> **REQUIRED TASK**
Can you print every line of the records below word for word, leaving out the pictures?

> **TASK INPUT**
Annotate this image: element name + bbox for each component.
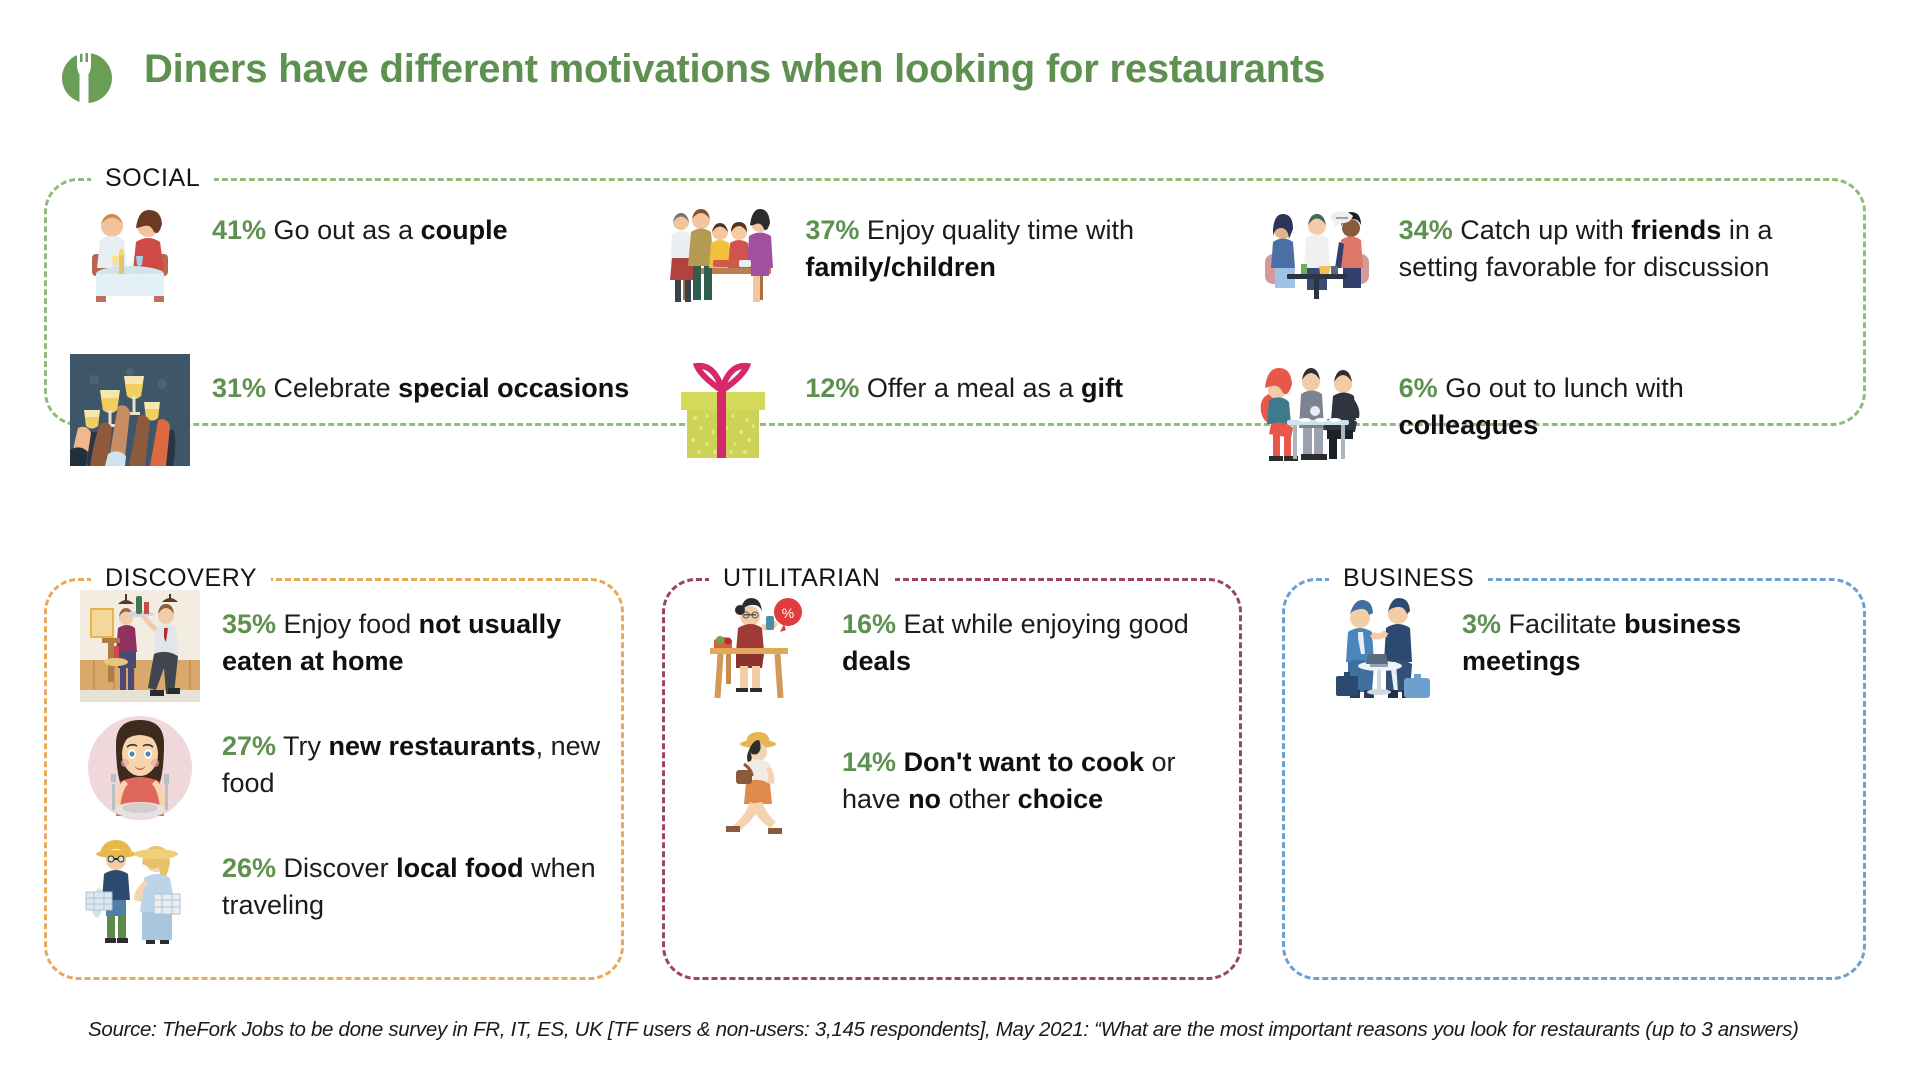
motivation-percentage: 41%: [212, 215, 266, 245]
motivation-keyword: family/children: [805, 252, 996, 282]
motivation-text: 34% Catch up with friends in a setting f…: [1399, 196, 1829, 286]
source-note: Source: TheFork Jobs to be done survey i…: [88, 1018, 1878, 1042]
motivation-text: 16% Eat while enjoying good deals: [842, 590, 1240, 680]
motivation-phrase: Go out to lunch with: [1438, 373, 1684, 403]
section-label-discovery: DISCOVERY: [91, 563, 271, 593]
motivation-item: % 16% Eat while enjoying good deals: [700, 590, 1240, 728]
motivation-phrase: Discover: [276, 853, 396, 883]
restaurant-waiter-illustration: [80, 590, 200, 702]
motivation-phrase: Celebrate: [266, 373, 398, 403]
motivation-percentage: 37%: [805, 215, 859, 245]
businessmen-meeting-illustration: [1320, 590, 1440, 702]
motivation-item: 6% Go out to lunch with colleagues: [1257, 354, 1850, 512]
motivation-item: 41% Go out as a couple: [70, 196, 663, 354]
motivation-percentage: 31%: [212, 373, 266, 403]
motivation-text: 35% Enjoy food not usually eaten at home: [222, 590, 620, 680]
motivation-phrase: Enjoy quality time with: [859, 215, 1134, 245]
motivation-item: 14% Don't want to cook or have no other …: [700, 728, 1240, 866]
walking-woman-illustration: [700, 728, 820, 840]
motivation-item: 37% Enjoy quality time with family/child…: [663, 196, 1256, 354]
tourists-with-map-illustration: [80, 834, 200, 946]
gift-box-illustration: [663, 354, 783, 466]
svg-text:%: %: [782, 605, 794, 621]
motivation-phrase: [896, 747, 904, 777]
items-discovery: 35% Enjoy food not usually eaten at home…: [80, 590, 620, 956]
motivation-phrase: Go out as a: [266, 215, 421, 245]
motivation-keyword: gift: [1081, 373, 1123, 403]
motivation-item: 12% Offer a meal as a gift: [663, 354, 1256, 512]
woman-with-cutlery-illustration: [80, 712, 200, 824]
couple-dinner-illustration: [70, 196, 190, 308]
motivation-item: 35% Enjoy food not usually eaten at home: [80, 590, 620, 712]
motivation-percentage: 14%: [842, 747, 896, 777]
motivation-keyword: couple: [421, 215, 508, 245]
woman-discount-phone-illustration: %: [700, 590, 820, 702]
motivation-text: 41% Go out as a couple: [212, 196, 508, 249]
motivation-keyword: deals: [842, 646, 911, 676]
motivation-keyword: Don't want to cook: [904, 747, 1144, 777]
motivation-keyword: no: [908, 784, 941, 814]
colleagues-lunch-illustration: [1257, 354, 1377, 466]
motivation-keyword: friends: [1631, 215, 1721, 245]
motivation-text: 12% Offer a meal as a gift: [805, 354, 1123, 407]
page-header: Diners have different motivations when l…: [56, 34, 1325, 104]
items-business: 3% Facilitate business meetings: [1320, 590, 1866, 728]
motivation-percentage: 12%: [805, 373, 859, 403]
motivation-percentage: 26%: [222, 853, 276, 883]
motivation-keyword: choice: [1018, 784, 1104, 814]
motivation-item: 26% Discover local food when traveling: [80, 834, 620, 956]
motivation-keyword: special occasions: [398, 373, 629, 403]
motivation-percentage: 35%: [222, 609, 276, 639]
section-label-social: SOCIAL: [91, 163, 214, 193]
motivation-item: 3% Facilitate business meetings: [1320, 590, 1866, 728]
motivation-item: 27% Try new restaurants, new food: [80, 712, 620, 834]
motivation-keyword: new restaurants: [329, 731, 536, 761]
motivation-text: 6% Go out to lunch with colleagues: [1399, 354, 1829, 444]
motivation-item: 34% Catch up with friends in a setting f…: [1257, 196, 1850, 354]
motivation-percentage: 16%: [842, 609, 896, 639]
family-dining-illustration: [663, 196, 783, 308]
motivation-phrase: Eat while enjoying good: [896, 609, 1189, 639]
motivation-phrase: Catch up with: [1453, 215, 1632, 245]
infographic-page: Diners have different motivations when l…: [0, 0, 1908, 1076]
friends-table-illustration: [1257, 196, 1377, 308]
champagne-toast-illustration: [70, 354, 190, 466]
motivation-phrase: Try: [276, 731, 329, 761]
motivation-text: 14% Don't want to cook or have no other …: [842, 728, 1240, 818]
motivation-keyword: colleagues: [1399, 410, 1539, 440]
motivation-text: 37% Enjoy quality time with family/child…: [805, 196, 1235, 286]
motivation-percentage: 27%: [222, 731, 276, 761]
motivation-item: 31% Celebrate special occasions: [70, 354, 663, 512]
thefork-logo-icon: [56, 34, 118, 104]
motivation-percentage: 34%: [1399, 215, 1453, 245]
section-label-business: BUSINESS: [1329, 563, 1488, 593]
motivation-percentage: 6%: [1399, 373, 1438, 403]
items-utilitarian: % 16% Eat while enjoying good deals 14% …: [700, 590, 1240, 866]
motivation-text: 26% Discover local food when traveling: [222, 834, 620, 924]
motivation-text: 3% Facilitate business meetings: [1462, 590, 1866, 680]
motivation-phrase: Enjoy food: [276, 609, 419, 639]
motivation-percentage: 3%: [1462, 609, 1501, 639]
motivation-text: 27% Try new restaurants, new food: [222, 712, 620, 802]
page-title: Diners have different motivations when l…: [144, 47, 1325, 92]
items-social: 41% Go out as a couple 37% Enjoy quality…: [70, 196, 1850, 512]
motivation-phrase: Facilitate: [1501, 609, 1624, 639]
motivation-phrase: Offer a meal as a: [859, 373, 1081, 403]
motivation-text: 31% Celebrate special occasions: [212, 354, 629, 407]
motivation-phrase: other: [941, 784, 1018, 814]
motivation-keyword: local food: [396, 853, 524, 883]
section-label-utilitarian: UTILITARIAN: [709, 563, 895, 593]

> **RESPONSE BELOW**
Annotate this image: element name + bbox for each component.
motivation-percentage: 41%: [212, 215, 266, 245]
motivation-keyword: family/children: [805, 252, 996, 282]
motivation-text: 34% Catch up with friends in a setting f…: [1399, 196, 1829, 286]
source-note: Source: TheFork Jobs to be done survey i…: [88, 1018, 1878, 1042]
motivation-text: 16% Eat while enjoying good deals: [842, 590, 1240, 680]
motivation-phrase: Go out to lunch with: [1438, 373, 1684, 403]
section-label-discovery: DISCOVERY: [91, 563, 271, 593]
motivation-item: % 16% Eat while enjoying good deals: [700, 590, 1240, 728]
motivation-phrase: Discover: [276, 853, 396, 883]
restaurant-waiter-illustration: [80, 590, 200, 702]
motivation-phrase: Celebrate: [266, 373, 398, 403]
motivation-percentage: 37%: [805, 215, 859, 245]
businessmen-meeting-illustration: [1320, 590, 1440, 702]
motivation-item: 6% Go out to lunch with colleagues: [1257, 354, 1850, 512]
motivation-item: 41% Go out as a couple: [70, 196, 663, 354]
motivation-percentage: 31%: [212, 373, 266, 403]
motivation-text: 35% Enjoy food not usually eaten at home: [222, 590, 620, 680]
motivation-phrase: Enjoy quality time with: [859, 215, 1134, 245]
motivation-item: 14% Don't want to cook or have no other …: [700, 728, 1240, 866]
walking-woman-illustration: [700, 728, 820, 840]
motivation-item: 37% Enjoy quality time with family/child…: [663, 196, 1256, 354]
tourists-with-map-illustration: [80, 834, 200, 946]
gift-box-illustration: [663, 354, 783, 466]
svg-text:%: %: [782, 605, 794, 621]
motivation-phrase: [896, 747, 904, 777]
items-discovery: 35% Enjoy food not usually eaten at home…: [80, 590, 620, 956]
motivation-phrase: Go out as a: [266, 215, 421, 245]
motivation-keyword: gift: [1081, 373, 1123, 403]
motivation-item: 12% Offer a meal as a gift: [663, 354, 1256, 512]
woman-with-cutlery-illustration: [80, 712, 200, 824]
couple-dinner-illustration: [70, 196, 190, 308]
motivation-item: 35% Enjoy food not usually eaten at home: [80, 590, 620, 712]
motivation-percentage: 14%: [842, 747, 896, 777]
motivation-keyword: couple: [421, 215, 508, 245]
woman-discount-phone-illustration: %: [700, 590, 820, 702]
motivation-text: 41% Go out as a couple: [212, 196, 508, 249]
motivation-keyword: deals: [842, 646, 911, 676]
motivation-keyword: Don't want to cook: [904, 747, 1144, 777]
motivation-keyword: no: [908, 784, 941, 814]
colleagues-lunch-illustration: [1257, 354, 1377, 466]
motivation-keyword: friends: [1631, 215, 1721, 245]
motivation-text: 12% Offer a meal as a gift: [805, 354, 1123, 407]
page-header: Diners have different motivations when l…: [56, 34, 1325, 104]
items-business: 3% Facilitate business meetings: [1320, 590, 1866, 728]
motivation-percentage: 12%: [805, 373, 859, 403]
motivation-percentage: 26%: [222, 853, 276, 883]
motivation-keyword: choice: [1018, 784, 1104, 814]
motivation-item: 26% Discover local food when traveling: [80, 834, 620, 956]
motivation-keyword: special occasions: [398, 373, 629, 403]
motivation-percentage: 35%: [222, 609, 276, 639]
section-label-social: SOCIAL: [91, 163, 214, 193]
motivation-item: 3% Facilitate business meetings: [1320, 590, 1866, 728]
motivation-item: 27% Try new restaurants, new food: [80, 712, 620, 834]
motivation-keyword: new restaurants: [329, 731, 536, 761]
motivation-text: 6% Go out to lunch with colleagues: [1399, 354, 1829, 444]
motivation-item: 34% Catch up with friends in a setting f…: [1257, 196, 1850, 354]
motivation-percentage: 16%: [842, 609, 896, 639]
family-dining-illustration: [663, 196, 783, 308]
motivation-phrase: Eat while enjoying good: [896, 609, 1189, 639]
motivation-phrase: Catch up with: [1453, 215, 1632, 245]
infographic-page: Diners have different motivations when l…: [0, 0, 1908, 1076]
friends-table-illustration: [1257, 196, 1377, 308]
champagne-toast-illustration: [70, 354, 190, 466]
motivation-phrase: Try: [276, 731, 329, 761]
motivation-text: 14% Don't want to cook or have no other …: [842, 728, 1240, 818]
motivation-keyword: colleagues: [1399, 410, 1539, 440]
motivation-text: 37% Enjoy quality time with family/child…: [805, 196, 1235, 286]
motivation-percentage: 27%: [222, 731, 276, 761]
motivation-item: 31% Celebrate special occasions: [70, 354, 663, 512]
thefork-logo-icon: [56, 34, 118, 104]
motivation-percentage: 34%: [1399, 215, 1453, 245]
section-label-business: BUSINESS: [1329, 563, 1488, 593]
motivation-percentage: 6%: [1399, 373, 1438, 403]
items-utilitarian: % 16% Eat while enjoying good deals 14% …: [700, 590, 1240, 866]
motivation-text: 26% Discover local food when traveling: [222, 834, 620, 924]
motivation-text: 3% Facilitate business meetings: [1462, 590, 1866, 680]
motivation-phrase: Enjoy food: [276, 609, 419, 639]
motivation-percentage: 3%: [1462, 609, 1501, 639]
motivation-text: 27% Try new restaurants, new food: [222, 712, 620, 802]
page-title: Diners have different motivations when l…: [144, 47, 1325, 92]
items-social: 41% Go out as a couple 37% Enjoy quality…: [70, 196, 1850, 512]
motivation-phrase: Facilitate: [1501, 609, 1624, 639]
motivation-phrase: Offer a meal as a: [859, 373, 1081, 403]
motivation-text: 31% Celebrate special occasions: [212, 354, 629, 407]
motivation-phrase: other: [941, 784, 1018, 814]
motivation-keyword: local food: [396, 853, 524, 883]
section-label-utilitarian: UTILITARIAN: [709, 563, 895, 593]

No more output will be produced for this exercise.